Given task: Copy every line in which the string "this" occurs.

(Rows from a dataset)
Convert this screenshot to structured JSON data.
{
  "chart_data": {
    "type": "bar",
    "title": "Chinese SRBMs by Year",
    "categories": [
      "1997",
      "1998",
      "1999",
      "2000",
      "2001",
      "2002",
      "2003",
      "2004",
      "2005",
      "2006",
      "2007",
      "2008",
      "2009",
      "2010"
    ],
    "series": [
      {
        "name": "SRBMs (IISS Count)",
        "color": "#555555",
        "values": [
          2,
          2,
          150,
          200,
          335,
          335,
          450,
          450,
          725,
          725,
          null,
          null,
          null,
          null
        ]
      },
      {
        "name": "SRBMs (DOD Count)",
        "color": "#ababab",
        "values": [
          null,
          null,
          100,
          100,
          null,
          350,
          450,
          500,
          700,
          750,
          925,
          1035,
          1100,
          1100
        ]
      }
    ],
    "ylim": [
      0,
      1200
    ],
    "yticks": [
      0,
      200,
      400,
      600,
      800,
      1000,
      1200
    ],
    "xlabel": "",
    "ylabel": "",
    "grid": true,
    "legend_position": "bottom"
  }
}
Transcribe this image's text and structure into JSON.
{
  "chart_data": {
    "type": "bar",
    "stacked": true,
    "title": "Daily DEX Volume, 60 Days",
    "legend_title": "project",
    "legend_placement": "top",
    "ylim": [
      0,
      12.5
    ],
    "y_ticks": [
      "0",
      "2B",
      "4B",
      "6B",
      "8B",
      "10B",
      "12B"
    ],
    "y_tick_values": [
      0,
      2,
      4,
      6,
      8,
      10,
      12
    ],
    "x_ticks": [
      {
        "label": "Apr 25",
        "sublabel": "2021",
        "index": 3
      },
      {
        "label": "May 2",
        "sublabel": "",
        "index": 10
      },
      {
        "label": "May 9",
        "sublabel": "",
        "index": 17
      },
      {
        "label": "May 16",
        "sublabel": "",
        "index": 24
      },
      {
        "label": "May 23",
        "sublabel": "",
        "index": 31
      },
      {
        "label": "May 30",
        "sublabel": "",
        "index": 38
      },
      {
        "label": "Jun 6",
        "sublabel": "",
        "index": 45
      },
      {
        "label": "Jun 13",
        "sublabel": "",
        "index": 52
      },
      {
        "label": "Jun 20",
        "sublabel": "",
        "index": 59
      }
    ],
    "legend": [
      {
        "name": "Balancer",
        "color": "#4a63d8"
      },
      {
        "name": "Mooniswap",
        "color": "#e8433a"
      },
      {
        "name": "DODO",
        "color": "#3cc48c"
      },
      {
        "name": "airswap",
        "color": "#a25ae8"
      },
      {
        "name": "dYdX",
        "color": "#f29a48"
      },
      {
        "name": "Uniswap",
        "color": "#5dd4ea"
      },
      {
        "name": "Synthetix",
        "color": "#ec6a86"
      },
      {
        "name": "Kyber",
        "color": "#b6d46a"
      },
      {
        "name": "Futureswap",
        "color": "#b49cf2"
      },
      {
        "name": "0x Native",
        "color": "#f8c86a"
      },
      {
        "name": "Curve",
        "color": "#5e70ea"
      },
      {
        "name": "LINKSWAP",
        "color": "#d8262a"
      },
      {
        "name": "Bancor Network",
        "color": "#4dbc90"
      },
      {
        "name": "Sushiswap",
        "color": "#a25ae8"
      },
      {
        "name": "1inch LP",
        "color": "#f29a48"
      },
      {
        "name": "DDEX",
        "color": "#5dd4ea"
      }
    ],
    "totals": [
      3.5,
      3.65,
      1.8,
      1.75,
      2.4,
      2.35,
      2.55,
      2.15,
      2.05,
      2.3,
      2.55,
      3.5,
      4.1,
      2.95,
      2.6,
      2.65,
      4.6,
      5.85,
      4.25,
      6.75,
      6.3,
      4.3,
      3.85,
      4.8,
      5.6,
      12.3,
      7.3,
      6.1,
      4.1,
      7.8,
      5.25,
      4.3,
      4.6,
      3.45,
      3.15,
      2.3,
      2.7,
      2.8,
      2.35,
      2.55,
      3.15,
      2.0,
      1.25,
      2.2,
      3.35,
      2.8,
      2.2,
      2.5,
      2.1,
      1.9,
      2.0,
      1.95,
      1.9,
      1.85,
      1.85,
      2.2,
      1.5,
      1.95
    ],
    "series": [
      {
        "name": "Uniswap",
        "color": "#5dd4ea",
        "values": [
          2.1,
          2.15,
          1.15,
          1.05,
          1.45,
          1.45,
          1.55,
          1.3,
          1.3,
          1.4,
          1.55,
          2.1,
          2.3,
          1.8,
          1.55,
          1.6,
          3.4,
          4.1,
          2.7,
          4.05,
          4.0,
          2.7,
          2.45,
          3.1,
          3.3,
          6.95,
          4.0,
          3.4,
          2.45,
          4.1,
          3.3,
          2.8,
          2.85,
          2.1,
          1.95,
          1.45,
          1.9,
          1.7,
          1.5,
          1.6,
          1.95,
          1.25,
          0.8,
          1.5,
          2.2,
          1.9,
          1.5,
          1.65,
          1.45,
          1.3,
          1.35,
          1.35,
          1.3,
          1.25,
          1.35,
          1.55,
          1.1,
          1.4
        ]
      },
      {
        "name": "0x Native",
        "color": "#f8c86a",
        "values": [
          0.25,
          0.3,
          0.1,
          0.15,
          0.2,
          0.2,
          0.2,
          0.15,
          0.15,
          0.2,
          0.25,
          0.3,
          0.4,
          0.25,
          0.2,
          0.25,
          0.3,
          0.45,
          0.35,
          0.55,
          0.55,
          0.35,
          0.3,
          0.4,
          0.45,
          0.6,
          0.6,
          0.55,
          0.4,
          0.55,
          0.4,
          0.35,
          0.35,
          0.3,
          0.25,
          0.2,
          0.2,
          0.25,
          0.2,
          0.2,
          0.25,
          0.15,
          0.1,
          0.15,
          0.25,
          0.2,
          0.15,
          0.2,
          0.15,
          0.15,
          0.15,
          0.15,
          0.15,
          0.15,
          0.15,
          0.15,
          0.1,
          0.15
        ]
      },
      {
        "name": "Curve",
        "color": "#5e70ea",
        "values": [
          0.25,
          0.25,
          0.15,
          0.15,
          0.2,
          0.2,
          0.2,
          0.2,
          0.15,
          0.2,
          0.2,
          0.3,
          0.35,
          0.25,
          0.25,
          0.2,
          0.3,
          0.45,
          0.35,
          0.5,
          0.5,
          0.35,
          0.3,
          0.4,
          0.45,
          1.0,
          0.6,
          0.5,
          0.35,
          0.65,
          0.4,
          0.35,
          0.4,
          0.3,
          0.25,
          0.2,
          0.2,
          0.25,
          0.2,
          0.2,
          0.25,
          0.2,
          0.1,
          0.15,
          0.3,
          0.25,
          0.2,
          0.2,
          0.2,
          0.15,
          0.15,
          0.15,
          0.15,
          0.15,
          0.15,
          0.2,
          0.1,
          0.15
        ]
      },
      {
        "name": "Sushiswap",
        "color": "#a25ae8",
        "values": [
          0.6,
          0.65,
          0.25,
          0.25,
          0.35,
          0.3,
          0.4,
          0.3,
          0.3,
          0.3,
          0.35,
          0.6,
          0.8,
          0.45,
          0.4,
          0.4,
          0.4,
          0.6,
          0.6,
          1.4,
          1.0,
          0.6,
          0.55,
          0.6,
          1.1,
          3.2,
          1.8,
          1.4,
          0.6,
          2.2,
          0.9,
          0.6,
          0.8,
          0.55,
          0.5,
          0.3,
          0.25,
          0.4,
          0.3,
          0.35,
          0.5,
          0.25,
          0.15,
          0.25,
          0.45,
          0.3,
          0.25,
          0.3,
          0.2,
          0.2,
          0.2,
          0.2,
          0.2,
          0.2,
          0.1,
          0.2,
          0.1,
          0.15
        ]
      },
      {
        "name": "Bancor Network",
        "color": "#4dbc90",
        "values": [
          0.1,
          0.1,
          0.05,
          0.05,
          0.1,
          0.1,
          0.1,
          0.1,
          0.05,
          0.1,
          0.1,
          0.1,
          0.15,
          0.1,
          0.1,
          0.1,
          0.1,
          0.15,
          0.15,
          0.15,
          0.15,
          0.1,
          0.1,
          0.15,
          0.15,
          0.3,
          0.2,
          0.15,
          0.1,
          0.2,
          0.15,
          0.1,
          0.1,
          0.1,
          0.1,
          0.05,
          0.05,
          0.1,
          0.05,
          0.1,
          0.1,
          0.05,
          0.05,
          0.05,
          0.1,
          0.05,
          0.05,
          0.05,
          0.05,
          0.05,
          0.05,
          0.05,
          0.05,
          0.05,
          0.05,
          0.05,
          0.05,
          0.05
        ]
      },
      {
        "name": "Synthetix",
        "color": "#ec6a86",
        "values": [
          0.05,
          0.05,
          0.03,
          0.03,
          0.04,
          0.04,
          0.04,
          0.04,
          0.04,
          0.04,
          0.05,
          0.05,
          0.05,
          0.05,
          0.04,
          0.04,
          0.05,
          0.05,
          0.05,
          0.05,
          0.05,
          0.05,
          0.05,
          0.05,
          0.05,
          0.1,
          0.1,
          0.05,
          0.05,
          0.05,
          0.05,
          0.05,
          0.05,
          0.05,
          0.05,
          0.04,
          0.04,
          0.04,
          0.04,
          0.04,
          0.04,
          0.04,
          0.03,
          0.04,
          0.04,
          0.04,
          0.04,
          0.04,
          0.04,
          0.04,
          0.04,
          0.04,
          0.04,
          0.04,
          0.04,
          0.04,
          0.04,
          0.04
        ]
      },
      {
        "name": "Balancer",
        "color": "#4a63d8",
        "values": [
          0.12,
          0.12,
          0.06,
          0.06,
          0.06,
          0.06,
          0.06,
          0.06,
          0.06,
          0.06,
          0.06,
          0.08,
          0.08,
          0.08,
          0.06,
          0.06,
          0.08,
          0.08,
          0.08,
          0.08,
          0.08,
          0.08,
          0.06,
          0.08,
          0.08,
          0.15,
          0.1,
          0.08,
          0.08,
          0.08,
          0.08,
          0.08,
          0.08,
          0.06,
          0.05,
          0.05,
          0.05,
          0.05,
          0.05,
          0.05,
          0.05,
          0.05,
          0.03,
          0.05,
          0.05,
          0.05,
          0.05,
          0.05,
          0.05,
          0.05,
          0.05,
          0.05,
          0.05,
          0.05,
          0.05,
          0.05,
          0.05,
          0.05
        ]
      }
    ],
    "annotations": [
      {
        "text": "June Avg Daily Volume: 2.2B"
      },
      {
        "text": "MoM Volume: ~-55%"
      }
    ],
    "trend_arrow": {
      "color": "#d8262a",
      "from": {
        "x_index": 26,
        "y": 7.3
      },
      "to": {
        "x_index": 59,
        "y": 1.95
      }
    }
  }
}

Solved problem:
Convert this screenshot to structured JSON data.
Transcribe this image's text and structure into JSON.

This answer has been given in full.